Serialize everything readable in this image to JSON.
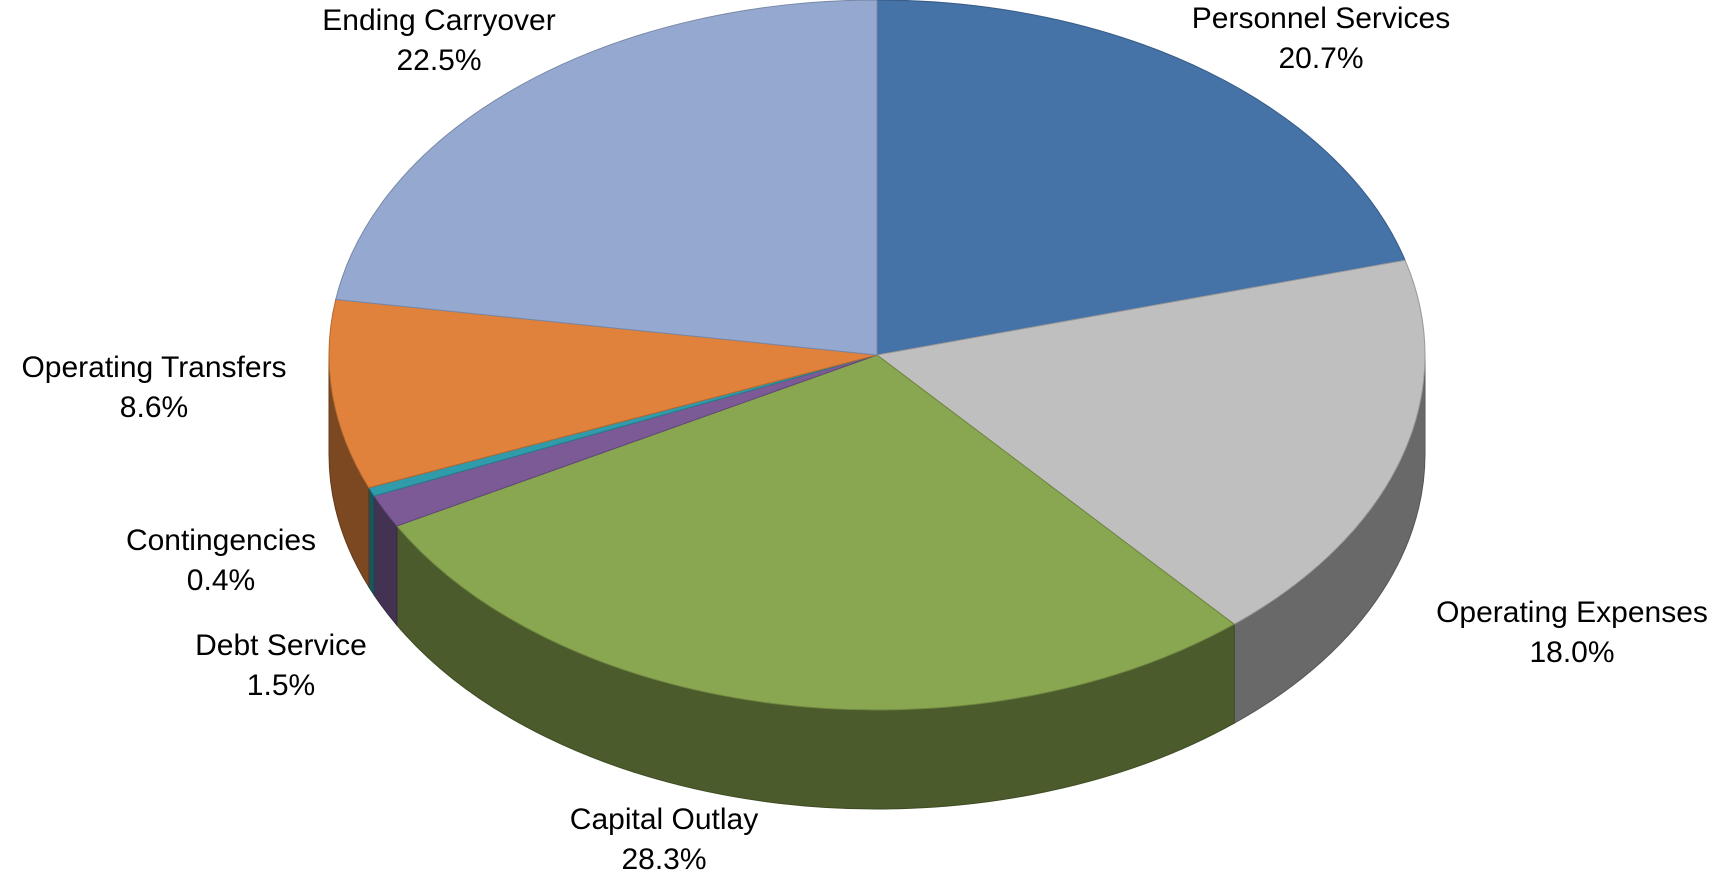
{
  "chart_data": {
    "type": "pie",
    "categories": [
      "Personnel Services",
      "Operating Expenses",
      "Capital Outlay",
      "Debt Service",
      "Contingencies",
      "Operating Transfers",
      "Ending Carryover"
    ],
    "values": [
      20.7,
      18.0,
      28.3,
      1.5,
      0.4,
      8.6,
      22.5
    ],
    "value_labels": [
      "20.7%",
      "18.0%",
      "28.3%",
      "1.5%",
      "0.4%",
      "8.6%",
      "22.5%"
    ],
    "colors": [
      "#4572a7",
      "#bfbfbf",
      "#89a650",
      "#7b5a96",
      "#2f9bab",
      "#e0823c",
      "#95a9d0"
    ]
  }
}
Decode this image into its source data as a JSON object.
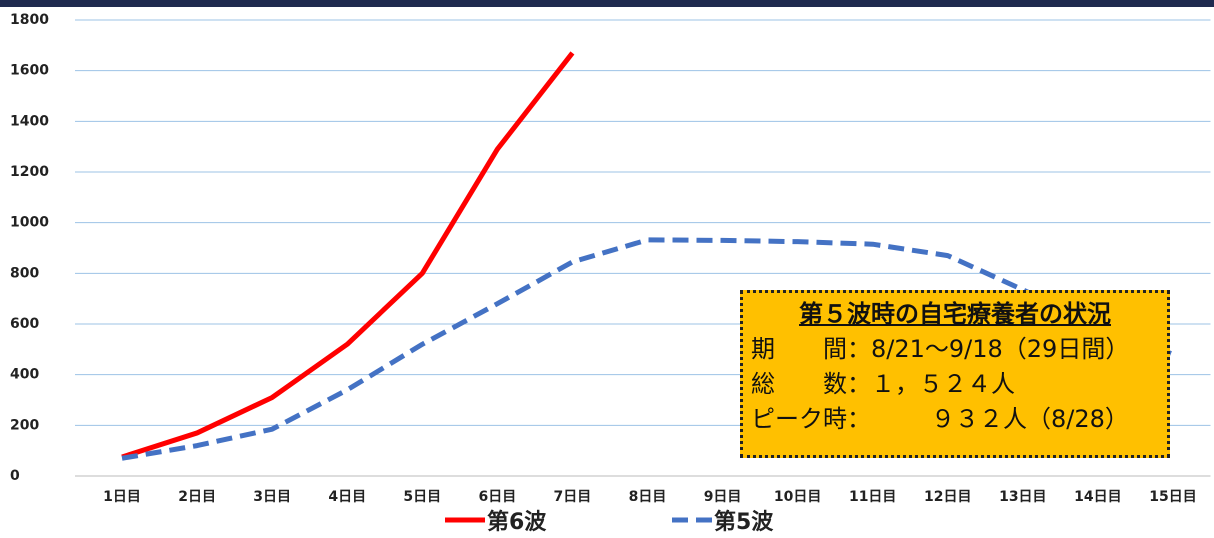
{
  "chart_data": {
    "type": "line",
    "categories": [
      "1日目",
      "2日目",
      "3日目",
      "4日目",
      "5日目",
      "6日目",
      "7日目",
      "8日目",
      "9日目",
      "10日目",
      "11日目",
      "12日目",
      "13日目",
      "14日目",
      "15日目"
    ],
    "series": [
      {
        "name": "第6波",
        "color": "#ff0000",
        "dash": false,
        "values": [
          75,
          170,
          310,
          520,
          800,
          1290,
          1670,
          null,
          null,
          null,
          null,
          null,
          null,
          null,
          null
        ]
      },
      {
        "name": "第5波",
        "color": "#4472c4",
        "dash": true,
        "values": [
          70,
          120,
          185,
          340,
          520,
          680,
          845,
          932,
          930,
          925,
          915,
          870,
          735,
          600,
          480
        ]
      }
    ],
    "ylim": [
      0,
      1800
    ],
    "yticks": [
      0,
      200,
      400,
      600,
      800,
      1000,
      1200,
      1400,
      1600,
      1800
    ],
    "grid": true,
    "annotation": {
      "title": "第５波時の自宅療養者の状況",
      "lines": [
        "期　　間：8/21～9/18（29日間）",
        "総　　数：１，５２４人",
        "ピーク時：　　　９３２人（8/28）"
      ]
    }
  }
}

--------------------------------------------------

Strip out the images, then output the records above word for word.

• Worked answer:
Serialize everything readable in this image to JSON.
{
  "chart_data": {
    "type": "pie",
    "categories": [
      "Personnel Services",
      "Operating Expenses",
      "Capital Outlay",
      "Debt Service",
      "Contingencies",
      "Operating Transfers",
      "Ending Carryover"
    ],
    "values": [
      20.7,
      18.0,
      28.3,
      1.5,
      0.4,
      8.6,
      22.5
    ],
    "value_labels": [
      "20.7%",
      "18.0%",
      "28.3%",
      "1.5%",
      "0.4%",
      "8.6%",
      "22.5%"
    ],
    "colors": [
      "#4572a7",
      "#bfbfbf",
      "#89a650",
      "#7b5a96",
      "#2f9bab",
      "#e0823c",
      "#95a9d0"
    ]
  }
}
Decode this image into its source data as a JSON object.
{
  "chart_data": {
    "type": "line",
    "categories": [
      "1日目",
      "2日目",
      "3日目",
      "4日目",
      "5日目",
      "6日目",
      "7日目",
      "8日目",
      "9日目",
      "10日目",
      "11日目",
      "12日目",
      "13日目",
      "14日目",
      "15日目"
    ],
    "series": [
      {
        "name": "第6波",
        "color": "#ff0000",
        "dash": false,
        "values": [
          75,
          170,
          310,
          520,
          800,
          1290,
          1670,
          null,
          null,
          null,
          null,
          null,
          null,
          null,
          null
        ]
      },
      {
        "name": "第5波",
        "color": "#4472c4",
        "dash": true,
        "values": [
          70,
          120,
          185,
          340,
          520,
          680,
          845,
          932,
          930,
          925,
          915,
          870,
          735,
          600,
          480
        ]
      }
    ],
    "ylim": [
      0,
      1800
    ],
    "yticks": [
      0,
      200,
      400,
      600,
      800,
      1000,
      1200,
      1400,
      1600,
      1800
    ],
    "grid": true,
    "annotation": {
      "title": "第５波時の自宅療養者の状況",
      "lines": [
        "期　　間：8/21～9/18（29日間）",
        "総　　数：１，５２４人",
        "ピーク時：　　　９３２人（8/28）"
      ]
    }
  }
}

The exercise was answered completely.